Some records
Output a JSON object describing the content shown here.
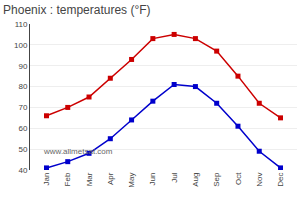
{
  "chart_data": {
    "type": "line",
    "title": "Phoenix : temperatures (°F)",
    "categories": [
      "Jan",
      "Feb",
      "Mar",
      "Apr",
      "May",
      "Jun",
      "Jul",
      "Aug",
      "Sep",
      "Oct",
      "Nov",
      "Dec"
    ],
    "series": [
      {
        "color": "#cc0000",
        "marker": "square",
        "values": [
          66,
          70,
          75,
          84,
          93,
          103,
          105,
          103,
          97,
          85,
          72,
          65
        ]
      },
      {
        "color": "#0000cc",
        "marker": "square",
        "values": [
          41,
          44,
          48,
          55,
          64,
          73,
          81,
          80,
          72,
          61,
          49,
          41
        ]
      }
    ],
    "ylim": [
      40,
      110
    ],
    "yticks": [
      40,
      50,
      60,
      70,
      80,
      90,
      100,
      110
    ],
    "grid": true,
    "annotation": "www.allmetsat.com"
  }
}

[Written task] Quote every line word for word and keep the images out of the copy.

[Written solution]
Output a JSON object describing the content shown here.
{
  "chart_data": {
    "type": "line",
    "title": "Phoenix : temperatures (°F)",
    "categories": [
      "Jan",
      "Feb",
      "Mar",
      "Apr",
      "May",
      "Jun",
      "Jul",
      "Aug",
      "Sep",
      "Oct",
      "Nov",
      "Dec"
    ],
    "series": [
      {
        "color": "#cc0000",
        "marker": "square",
        "values": [
          66,
          70,
          75,
          84,
          93,
          103,
          105,
          103,
          97,
          85,
          72,
          65
        ]
      },
      {
        "color": "#0000cc",
        "marker": "square",
        "values": [
          41,
          44,
          48,
          55,
          64,
          73,
          81,
          80,
          72,
          61,
          49,
          41
        ]
      }
    ],
    "ylim": [
      40,
      110
    ],
    "yticks": [
      40,
      50,
      60,
      70,
      80,
      90,
      100,
      110
    ],
    "grid": true,
    "annotation": "www.allmetsat.com"
  }
}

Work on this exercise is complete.